PROBLEM STATEMENT
Exclude the pictures and return every line exactly as written.

DATA LINES
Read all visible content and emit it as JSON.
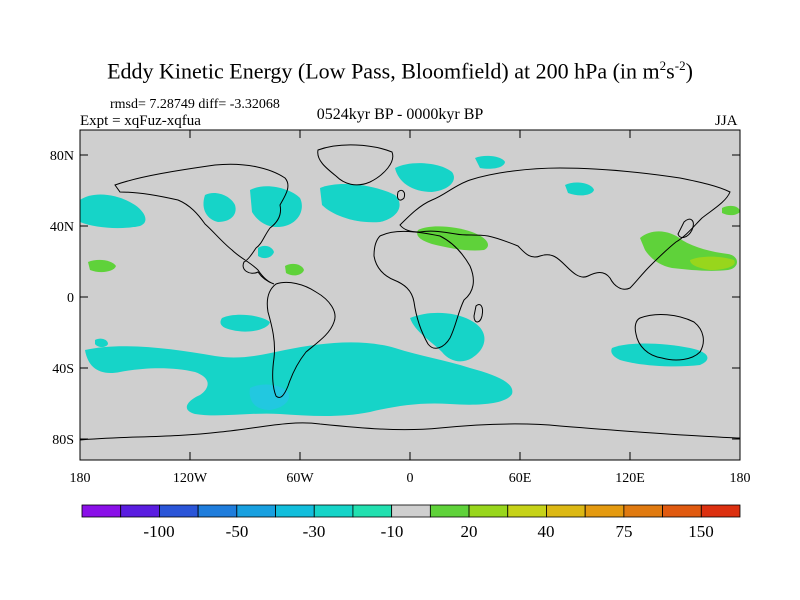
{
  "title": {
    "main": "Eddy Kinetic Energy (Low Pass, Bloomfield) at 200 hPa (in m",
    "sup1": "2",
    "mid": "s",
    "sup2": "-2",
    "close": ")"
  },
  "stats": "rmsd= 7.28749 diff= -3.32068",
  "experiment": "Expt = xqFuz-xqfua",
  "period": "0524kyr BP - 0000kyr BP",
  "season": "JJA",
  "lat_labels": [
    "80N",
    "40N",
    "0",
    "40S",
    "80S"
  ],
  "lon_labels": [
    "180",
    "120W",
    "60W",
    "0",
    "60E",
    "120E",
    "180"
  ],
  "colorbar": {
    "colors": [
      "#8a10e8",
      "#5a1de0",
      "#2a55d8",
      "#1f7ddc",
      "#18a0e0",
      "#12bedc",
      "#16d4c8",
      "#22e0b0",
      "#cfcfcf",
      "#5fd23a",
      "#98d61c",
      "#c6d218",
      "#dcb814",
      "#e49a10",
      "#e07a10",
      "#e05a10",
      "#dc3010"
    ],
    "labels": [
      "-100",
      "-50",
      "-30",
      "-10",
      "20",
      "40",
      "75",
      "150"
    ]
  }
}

THE OUTPUT
Read all visible content and emit it as JSON.
{
  "title": {
    "main": "Eddy Kinetic Energy (Low Pass, Bloomfield) at 200 hPa (in m",
    "sup1": "2",
    "mid": "s",
    "sup2": "-2",
    "close": ")"
  },
  "stats": "rmsd= 7.28749 diff= -3.32068",
  "experiment": "Expt = xqFuz-xqfua",
  "period": "0524kyr BP - 0000kyr BP",
  "season": "JJA",
  "lat_labels": [
    "80N",
    "40N",
    "0",
    "40S",
    "80S"
  ],
  "lon_labels": [
    "180",
    "120W",
    "60W",
    "0",
    "60E",
    "120E",
    "180"
  ],
  "colorbar": {
    "colors": [
      "#8a10e8",
      "#5a1de0",
      "#2a55d8",
      "#1f7ddc",
      "#18a0e0",
      "#12bedc",
      "#16d4c8",
      "#22e0b0",
      "#cfcfcf",
      "#5fd23a",
      "#98d61c",
      "#c6d218",
      "#dcb814",
      "#e49a10",
      "#e07a10",
      "#e05a10",
      "#dc3010"
    ],
    "labels": [
      "-100",
      "-50",
      "-30",
      "-10",
      "20",
      "40",
      "75",
      "150"
    ]
  }
}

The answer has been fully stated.